### Exercício 1
Atualize as entradas desde o início até a linha que contém "image-title: Pre-Pinacidil (604, 28, 756, 58)", trocando "point" por "marker" e deixando todo o resto igual. Devolva apenas essas linhas.

### Texto
* * *
As edições do DC não apresentaram matérias de denúncia política. O único caso foi a pequena nota ‘Milionários’ (06/10) que, com tom acusador, tratou dos 17 governantes eleitos no primeiro turno. Segundo o DC, eles têm, juntos, um patrimônio que soma cerca de R$ 78 milhões e sete deles podem ser considerados ‘milionários’. O jornal ainda menciona o maior patrimônio – o do governador do Mato Grosso, Blairo Maggi (PPS): R$ 33,4 milhões.

Quanto ao segundo turno das eleições presidenciais, o DC destacou os candidatos, com matérias que apresentaram perfis e características dos futuros governantes. Com a matéria ‘Carisma é arma contra acusações’, o DC afirmou que Lula busca o segundo mandato em meio a denúncias de corrupção, mas, ainda conta com a simpatia do povo. A matéria destacou o ‘lado bom’ do presidente, mostrando uma trajetória heróica e sem se aprofundar quando o tema é escândalo. A reportagem valorizou os detalhes positivos do governo Lula, destacando os empregos gerados, os salários aumentados e os programas, como o bolsa-família.

Santa e a opinião unilateral

O Jornal de Santa Catarina, no período analisado, publicou inúmeros editoriais e artigos sobre as eleições. Tópicos habituais dos últimos tempos, como a importância do voto, corrupção e o uso da máquina pública foram constantemente abordados pelo periódico.

O jornal acertou ao publicar artigos que trataram da importância do voto, pois possibilitou a abertura de um notável precedente. A reflexão sobre o assunto é importante, uma vez que a democracia brasileira é bastante recente e principalmente pouco compreendida.
* * *
### Exercício 2
Por favor, escreva a continuação do texto sobre a cobertura das eleições pelos jornais, começando logo após a última frase.
* * *
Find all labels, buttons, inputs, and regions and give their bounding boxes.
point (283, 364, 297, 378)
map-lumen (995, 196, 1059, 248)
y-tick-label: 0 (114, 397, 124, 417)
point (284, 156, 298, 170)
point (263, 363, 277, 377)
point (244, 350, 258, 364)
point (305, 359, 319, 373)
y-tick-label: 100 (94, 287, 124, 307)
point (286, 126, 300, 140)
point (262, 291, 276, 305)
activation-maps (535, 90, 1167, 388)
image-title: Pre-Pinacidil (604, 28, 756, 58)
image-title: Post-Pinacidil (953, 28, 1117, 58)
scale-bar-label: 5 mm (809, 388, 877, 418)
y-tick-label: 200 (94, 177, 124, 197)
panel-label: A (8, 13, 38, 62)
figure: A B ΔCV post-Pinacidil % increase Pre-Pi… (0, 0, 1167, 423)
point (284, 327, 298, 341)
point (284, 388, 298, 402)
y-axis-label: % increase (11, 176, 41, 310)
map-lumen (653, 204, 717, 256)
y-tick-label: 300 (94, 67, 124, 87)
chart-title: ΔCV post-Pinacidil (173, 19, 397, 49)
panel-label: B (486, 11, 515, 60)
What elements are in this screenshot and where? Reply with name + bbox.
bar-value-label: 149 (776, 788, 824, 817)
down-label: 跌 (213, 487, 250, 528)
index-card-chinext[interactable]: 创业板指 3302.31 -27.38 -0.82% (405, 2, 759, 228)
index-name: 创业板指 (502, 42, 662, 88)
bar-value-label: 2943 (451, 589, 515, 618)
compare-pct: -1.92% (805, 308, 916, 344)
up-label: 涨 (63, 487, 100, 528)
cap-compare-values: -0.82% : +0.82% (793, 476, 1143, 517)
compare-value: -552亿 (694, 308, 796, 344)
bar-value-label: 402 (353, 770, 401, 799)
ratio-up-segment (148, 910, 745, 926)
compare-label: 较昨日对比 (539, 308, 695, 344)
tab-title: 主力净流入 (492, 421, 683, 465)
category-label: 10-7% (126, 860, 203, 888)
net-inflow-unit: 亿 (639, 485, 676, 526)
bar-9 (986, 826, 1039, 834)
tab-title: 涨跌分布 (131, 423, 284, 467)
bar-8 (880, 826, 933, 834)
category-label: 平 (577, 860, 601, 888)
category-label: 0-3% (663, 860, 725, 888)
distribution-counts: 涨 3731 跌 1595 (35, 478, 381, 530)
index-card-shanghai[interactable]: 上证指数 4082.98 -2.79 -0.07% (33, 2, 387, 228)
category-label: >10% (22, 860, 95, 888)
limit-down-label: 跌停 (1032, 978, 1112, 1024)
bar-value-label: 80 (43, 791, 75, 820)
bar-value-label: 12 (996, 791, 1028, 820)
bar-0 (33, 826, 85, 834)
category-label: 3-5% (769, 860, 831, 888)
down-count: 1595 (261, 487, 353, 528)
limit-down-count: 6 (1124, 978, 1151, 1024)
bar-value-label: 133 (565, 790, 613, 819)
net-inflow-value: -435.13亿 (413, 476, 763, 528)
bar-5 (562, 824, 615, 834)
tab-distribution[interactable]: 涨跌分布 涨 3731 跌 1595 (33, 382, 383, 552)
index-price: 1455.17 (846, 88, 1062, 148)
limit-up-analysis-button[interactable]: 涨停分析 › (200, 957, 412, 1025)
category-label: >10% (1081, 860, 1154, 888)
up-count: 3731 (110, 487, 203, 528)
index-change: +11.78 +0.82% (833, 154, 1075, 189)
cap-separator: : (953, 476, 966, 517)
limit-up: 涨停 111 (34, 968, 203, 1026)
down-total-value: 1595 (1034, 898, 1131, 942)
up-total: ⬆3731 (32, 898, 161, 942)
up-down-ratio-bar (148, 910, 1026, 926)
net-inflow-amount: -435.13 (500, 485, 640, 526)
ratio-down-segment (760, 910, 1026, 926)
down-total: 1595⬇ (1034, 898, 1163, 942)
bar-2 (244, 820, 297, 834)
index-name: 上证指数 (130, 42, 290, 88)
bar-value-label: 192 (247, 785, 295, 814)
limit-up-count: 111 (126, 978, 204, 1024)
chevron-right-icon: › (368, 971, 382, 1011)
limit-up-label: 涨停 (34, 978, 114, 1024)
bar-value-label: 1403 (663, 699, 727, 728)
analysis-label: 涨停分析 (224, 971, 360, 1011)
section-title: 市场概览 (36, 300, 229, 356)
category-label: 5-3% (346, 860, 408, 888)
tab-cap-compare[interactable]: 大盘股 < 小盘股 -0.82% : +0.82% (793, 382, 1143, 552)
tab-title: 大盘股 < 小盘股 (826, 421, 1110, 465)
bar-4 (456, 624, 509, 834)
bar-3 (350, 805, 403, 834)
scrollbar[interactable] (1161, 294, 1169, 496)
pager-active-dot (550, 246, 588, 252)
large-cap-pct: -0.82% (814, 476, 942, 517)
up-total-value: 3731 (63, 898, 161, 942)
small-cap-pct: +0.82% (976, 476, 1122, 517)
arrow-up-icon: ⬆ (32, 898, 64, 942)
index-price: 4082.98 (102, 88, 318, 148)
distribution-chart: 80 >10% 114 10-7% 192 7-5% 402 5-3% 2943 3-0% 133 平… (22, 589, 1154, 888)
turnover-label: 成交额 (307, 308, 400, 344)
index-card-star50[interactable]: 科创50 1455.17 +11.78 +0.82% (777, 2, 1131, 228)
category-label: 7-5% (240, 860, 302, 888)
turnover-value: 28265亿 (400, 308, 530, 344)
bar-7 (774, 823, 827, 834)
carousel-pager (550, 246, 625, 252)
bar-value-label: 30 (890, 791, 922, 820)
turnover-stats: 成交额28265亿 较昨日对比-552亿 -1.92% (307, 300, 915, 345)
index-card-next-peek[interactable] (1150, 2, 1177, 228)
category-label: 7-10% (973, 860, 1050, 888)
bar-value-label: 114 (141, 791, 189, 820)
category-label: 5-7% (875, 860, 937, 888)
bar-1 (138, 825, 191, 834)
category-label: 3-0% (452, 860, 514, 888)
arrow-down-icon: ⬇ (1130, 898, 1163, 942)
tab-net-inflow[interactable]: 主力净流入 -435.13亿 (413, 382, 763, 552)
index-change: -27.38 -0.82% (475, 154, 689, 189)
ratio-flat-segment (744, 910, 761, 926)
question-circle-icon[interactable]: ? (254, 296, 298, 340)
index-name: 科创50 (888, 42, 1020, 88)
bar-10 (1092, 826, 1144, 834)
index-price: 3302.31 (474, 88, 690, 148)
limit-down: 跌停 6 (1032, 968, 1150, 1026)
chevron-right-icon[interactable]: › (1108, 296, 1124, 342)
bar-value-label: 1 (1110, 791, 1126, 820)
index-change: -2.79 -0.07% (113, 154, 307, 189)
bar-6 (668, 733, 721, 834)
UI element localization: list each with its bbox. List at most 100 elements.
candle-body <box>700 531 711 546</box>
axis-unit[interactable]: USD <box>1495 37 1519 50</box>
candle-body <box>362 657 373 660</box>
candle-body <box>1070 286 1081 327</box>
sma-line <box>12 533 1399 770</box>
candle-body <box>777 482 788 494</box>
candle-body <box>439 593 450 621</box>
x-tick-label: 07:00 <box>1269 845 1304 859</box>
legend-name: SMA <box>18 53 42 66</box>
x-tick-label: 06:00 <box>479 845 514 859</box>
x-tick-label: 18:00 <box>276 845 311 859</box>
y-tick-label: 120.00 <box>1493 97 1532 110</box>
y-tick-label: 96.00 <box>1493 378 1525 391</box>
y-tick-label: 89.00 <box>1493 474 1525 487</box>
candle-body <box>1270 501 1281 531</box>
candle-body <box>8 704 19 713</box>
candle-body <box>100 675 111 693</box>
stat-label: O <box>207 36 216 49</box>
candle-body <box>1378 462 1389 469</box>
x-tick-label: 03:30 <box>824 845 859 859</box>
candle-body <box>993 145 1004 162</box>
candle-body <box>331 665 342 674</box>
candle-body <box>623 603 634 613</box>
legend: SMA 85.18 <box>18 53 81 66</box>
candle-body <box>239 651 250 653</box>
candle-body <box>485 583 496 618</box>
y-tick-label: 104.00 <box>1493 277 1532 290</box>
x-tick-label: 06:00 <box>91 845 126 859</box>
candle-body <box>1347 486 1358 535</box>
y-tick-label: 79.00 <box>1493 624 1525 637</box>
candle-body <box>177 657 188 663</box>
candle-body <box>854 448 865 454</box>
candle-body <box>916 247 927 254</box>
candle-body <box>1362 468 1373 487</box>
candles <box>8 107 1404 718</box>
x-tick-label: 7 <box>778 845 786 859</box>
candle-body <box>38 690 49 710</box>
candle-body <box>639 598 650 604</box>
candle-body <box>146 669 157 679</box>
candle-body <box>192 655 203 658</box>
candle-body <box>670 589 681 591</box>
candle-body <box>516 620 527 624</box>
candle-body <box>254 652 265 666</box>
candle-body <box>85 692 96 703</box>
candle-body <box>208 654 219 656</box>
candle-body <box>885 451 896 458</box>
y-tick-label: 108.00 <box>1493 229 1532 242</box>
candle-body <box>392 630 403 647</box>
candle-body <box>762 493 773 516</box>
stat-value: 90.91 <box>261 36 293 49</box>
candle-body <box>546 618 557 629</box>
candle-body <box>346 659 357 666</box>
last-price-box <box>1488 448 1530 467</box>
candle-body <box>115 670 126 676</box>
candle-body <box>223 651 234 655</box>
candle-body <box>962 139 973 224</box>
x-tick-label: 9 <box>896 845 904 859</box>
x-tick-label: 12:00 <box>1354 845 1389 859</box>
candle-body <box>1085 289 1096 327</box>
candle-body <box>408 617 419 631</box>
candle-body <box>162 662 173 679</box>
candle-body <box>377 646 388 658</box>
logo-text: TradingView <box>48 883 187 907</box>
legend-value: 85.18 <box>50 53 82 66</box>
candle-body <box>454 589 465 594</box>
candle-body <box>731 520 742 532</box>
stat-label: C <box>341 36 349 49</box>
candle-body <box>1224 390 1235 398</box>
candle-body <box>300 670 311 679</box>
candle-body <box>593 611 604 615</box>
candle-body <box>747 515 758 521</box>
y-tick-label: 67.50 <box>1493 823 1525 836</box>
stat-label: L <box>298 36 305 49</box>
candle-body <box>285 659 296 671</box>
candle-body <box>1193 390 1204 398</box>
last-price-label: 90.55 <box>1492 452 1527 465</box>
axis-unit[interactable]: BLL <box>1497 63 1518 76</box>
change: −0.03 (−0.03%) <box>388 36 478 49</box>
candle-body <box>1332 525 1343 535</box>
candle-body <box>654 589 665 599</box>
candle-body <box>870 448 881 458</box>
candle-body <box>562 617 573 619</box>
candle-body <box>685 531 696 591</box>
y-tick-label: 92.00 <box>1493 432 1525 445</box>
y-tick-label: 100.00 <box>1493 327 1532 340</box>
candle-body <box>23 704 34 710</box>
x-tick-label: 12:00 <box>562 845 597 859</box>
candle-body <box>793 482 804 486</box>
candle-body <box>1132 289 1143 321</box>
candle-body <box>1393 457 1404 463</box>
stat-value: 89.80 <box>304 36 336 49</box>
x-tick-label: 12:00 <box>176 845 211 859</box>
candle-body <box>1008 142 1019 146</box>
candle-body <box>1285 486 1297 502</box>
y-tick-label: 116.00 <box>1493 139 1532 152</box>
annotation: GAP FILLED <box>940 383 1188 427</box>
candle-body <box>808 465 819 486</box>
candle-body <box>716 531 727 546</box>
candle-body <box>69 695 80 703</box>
* * *
### Resultado da tarefa 1
Find all labels, buttons, inputs, and regions and give their bounding boxes.
marker (283, 364, 297, 378)
map-lumen (995, 196, 1059, 248)
y-tick-label: 0 (114, 397, 124, 417)
marker (284, 156, 298, 170)
marker (263, 363, 277, 377)
marker (244, 350, 258, 364)
marker (305, 359, 319, 373)
y-tick-label: 100 (94, 287, 124, 307)
marker (286, 126, 300, 140)
marker (262, 291, 276, 305)
activation-maps (535, 90, 1167, 388)
image-title: Pre-Pinacidil (604, 28, 756, 58)

### Resultado da tarefa 2
Entretanto, o Santa pecou ao publicar nos editoriais ‘Opinião RBS’ e ‘Opinião do Santa’ críticas sobre os escândalos de corrupção que assolaram o governo Lula citando inclusive o dossiê Vedoin. O problema não é citar os fatos, mas a abordagem deles, pois, dessa forma, ficou clara a posição do jornal contra a candidatura petista, o que vem de encontro ao principal discurso dos jornais que costuma basear-se na imparcialidade.

Jogada sutil de A Notícia

A Notícia, após o primeiro turno da eleição, dedicou mais espaço ao assunto em seu caderno especial ‘Eleições 2006’. O espaço, que antes contava com quatro páginas durante a semana, passou a ter oito páginas de assuntos políticos. Durante todos os dias analisados, o jornal destacou as alianças e acordos firmados pelos candidatos para o segundo turno.

Novamente descritivo e com matérias noticiosas, AN também acompanhou a apuração e a repercussão, tanto em escala estadual, como nacional, das eleições. Também todos os números relacionados com o pleito estiveram presentes nas páginas do AN. O jornal detalhou cada aspecto contábil, com porcentagem e mapas, tanto regionais, quanto nacionais.

A opinião do jornal, em várias edições, destacou a responsabilidade do ato de votar. Os editoriais, como ‘Passo Adiante’ (02/10), trataram das reais ‘reformas’ que os políticos, independente de quem governe, devem instituir no país. Outros, como ‘Baixa renovação no legislativo’ (04/10), analisaram os eleitos e o que representam para os (e)leitores.

O que também chamou a atenção foram os artigos publicados na página três, na seção ‘Opinião’. ‘Em quem votar para presidente’ (1º/10), por Antônio Ermírio, ‘Sexta-feira’ (02/10), por João Sayad, e ‘Opinião pública ainda existe’ (03/10), por Arnaldo Jabor, foram textos que discutiram a repercussão do primeiro turno, ao mesmo tempo que mostravam descontentamento com a situação atual do país.

A questão foi que estes artigos traziam uma crítica ao governo vigente, o de Lula. Não só na opinião, mas em pequenas notas direcionadas, como ‘Fracasso do PT em SC’ (03/10), marcaram uma sutil tendência contra o adversário de Geraldo Alckimin no segundo turno. Um fato sutil, mas, pelo espaço público em que estava inserido, pode ter um efeito subliminar nos (e)leitores.

Por outro lado, matérias de denúncia, como acusados da CPI das Sanguessugas e o Dossiê Vedoin, tiveram publicações discretas durante o período. Pequenas notas, como ‘PT pede cassação de Alckimin’ (1º/10) e ‘Liminar do STJ dá liberdade a Luiz Estevão’ (06/10), estavam dispostas fora de locais de destaque da página, com material de agência.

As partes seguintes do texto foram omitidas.